### GIVEN DATA
>> BEGIN

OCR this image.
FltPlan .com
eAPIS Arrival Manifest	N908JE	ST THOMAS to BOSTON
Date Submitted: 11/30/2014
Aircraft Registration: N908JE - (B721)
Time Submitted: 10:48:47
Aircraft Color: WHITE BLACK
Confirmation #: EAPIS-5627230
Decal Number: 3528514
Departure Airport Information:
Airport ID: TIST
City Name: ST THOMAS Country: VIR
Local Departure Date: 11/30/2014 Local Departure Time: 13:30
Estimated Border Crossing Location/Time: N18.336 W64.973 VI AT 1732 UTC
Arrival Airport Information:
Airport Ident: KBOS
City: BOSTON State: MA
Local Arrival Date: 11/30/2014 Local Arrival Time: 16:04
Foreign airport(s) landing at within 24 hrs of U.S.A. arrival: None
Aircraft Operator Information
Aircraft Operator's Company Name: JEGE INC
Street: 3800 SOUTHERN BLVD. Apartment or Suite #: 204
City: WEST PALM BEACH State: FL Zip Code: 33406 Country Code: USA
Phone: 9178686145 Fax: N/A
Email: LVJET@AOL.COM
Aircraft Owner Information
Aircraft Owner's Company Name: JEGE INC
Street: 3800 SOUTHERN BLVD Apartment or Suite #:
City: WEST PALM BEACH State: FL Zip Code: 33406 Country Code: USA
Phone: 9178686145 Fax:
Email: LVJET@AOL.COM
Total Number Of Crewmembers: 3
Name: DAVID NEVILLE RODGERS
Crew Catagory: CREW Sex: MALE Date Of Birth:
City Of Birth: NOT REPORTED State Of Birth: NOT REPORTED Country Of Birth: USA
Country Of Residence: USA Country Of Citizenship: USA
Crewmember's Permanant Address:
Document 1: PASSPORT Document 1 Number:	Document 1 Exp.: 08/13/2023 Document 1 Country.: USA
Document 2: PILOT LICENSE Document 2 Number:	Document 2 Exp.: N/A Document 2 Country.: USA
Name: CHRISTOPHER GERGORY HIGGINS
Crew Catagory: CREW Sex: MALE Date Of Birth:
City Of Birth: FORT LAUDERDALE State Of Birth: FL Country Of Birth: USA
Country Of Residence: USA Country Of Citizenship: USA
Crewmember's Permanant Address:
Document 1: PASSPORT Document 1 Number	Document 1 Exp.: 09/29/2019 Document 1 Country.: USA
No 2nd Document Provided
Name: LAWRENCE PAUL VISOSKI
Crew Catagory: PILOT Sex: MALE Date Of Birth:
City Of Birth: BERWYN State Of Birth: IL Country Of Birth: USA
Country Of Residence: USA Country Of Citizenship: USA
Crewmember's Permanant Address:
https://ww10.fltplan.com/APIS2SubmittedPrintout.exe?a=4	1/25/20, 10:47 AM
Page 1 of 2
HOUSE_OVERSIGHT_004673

>> END

Would you give the material above again, complete and exact?

### TASK ANSWER
OCR this image.
FltPlan .com
eAPIS Arrival Manifest	N908JE	ST THOMAS to BOSTON
Date Submitted: 11/30/2014
Aircraft Registration: N908JE - (B721)
Time Submitted: 10:48:47
Aircraft Color: WHITE BLACK
Confirmation #: EAPIS-5627230
Decal Number: 3528514
Departure Airport Information:
Airport ID: TIST
City Name: ST THOMAS Country: VIR
Local Departure Date: 11/30/2014 Local Departure Time: 13:30
Estimated Border Crossing Location/Time: N18.336 W64.973 VI AT 1732 UTC
Arrival Airport Information:
Airport Ident: KBOS
City: BOSTON State: MA
Local Arrival Date: 11/30/2014 Local Arrival Time: 16:04
Foreign airport(s) landing at within 24 hrs of U.S.A. arrival: None
Aircraft Operator Information
Aircraft Operator's Company Name: JEGE INC
Street: 3800 SOUTHERN BLVD. Apartment or Suite #: 204
City: WEST PALM BEACH State: FL Zip Code: 33406 Country Code: USA
Phone: 9178686145 Fax: N/A
Email: LVJET@AOL.COM
Aircraft Owner Information
Aircraft Owner's Company Name: JEGE INC
Street: 3800 SOUTHERN BLVD Apartment or Suite #:
City: WEST PALM BEACH State: FL Zip Code: 33406 Country Code: USA
Phone: 9178686145 Fax:
Email: LVJET@AOL.COM
Total Number Of Crewmembers: 3
Name: DAVID NEVILLE RODGERS
Crew Catagory: CREW Sex: MALE Date Of Birth:
City Of Birth: NOT REPORTED State Of Birth: NOT REPORTED Country Of Birth: USA
Country Of Residence: USA Country Of Citizenship: USA
Crewmember's Permanant Address:
Document 1: PASSPORT Document 1 Number:	Document 1 Exp.: 08/13/2023 Document 1 Country.: USA
Document 2: PILOT LICENSE Document 2 Number:	Document 2 Exp.: N/A Document 2 Country.: USA
Name: CHRISTOPHER GERGORY HIGGINS
Crew Catagory: CREW Sex: MALE Date Of Birth:
City Of Birth: FORT LAUDERDALE State Of Birth: FL Country Of Birth: USA
Country Of Residence: USA Country Of Citizenship: USA
Crewmember's Permanant Address:
Document 1: PASSPORT Document 1 Number	Document 1 Exp.: 09/29/2019 Document 1 Country.: USA
No 2nd Document Provided
Name: LAWRENCE PAUL VISOSKI
Crew Catagory: PILOT Sex: MALE Date Of Birth:
City Of Birth: BERWYN State Of Birth: IL Country Of Birth: USA
Country Of Residence: USA Country Of Citizenship: USA
Crewmember's Permanant Address:
https://ww10.fltplan.com/APIS2SubmittedPrintout.exe?a=4	1/25/20, 10:47 AM
Page 1 of 2
HOUSE_OVERSIGHT_004673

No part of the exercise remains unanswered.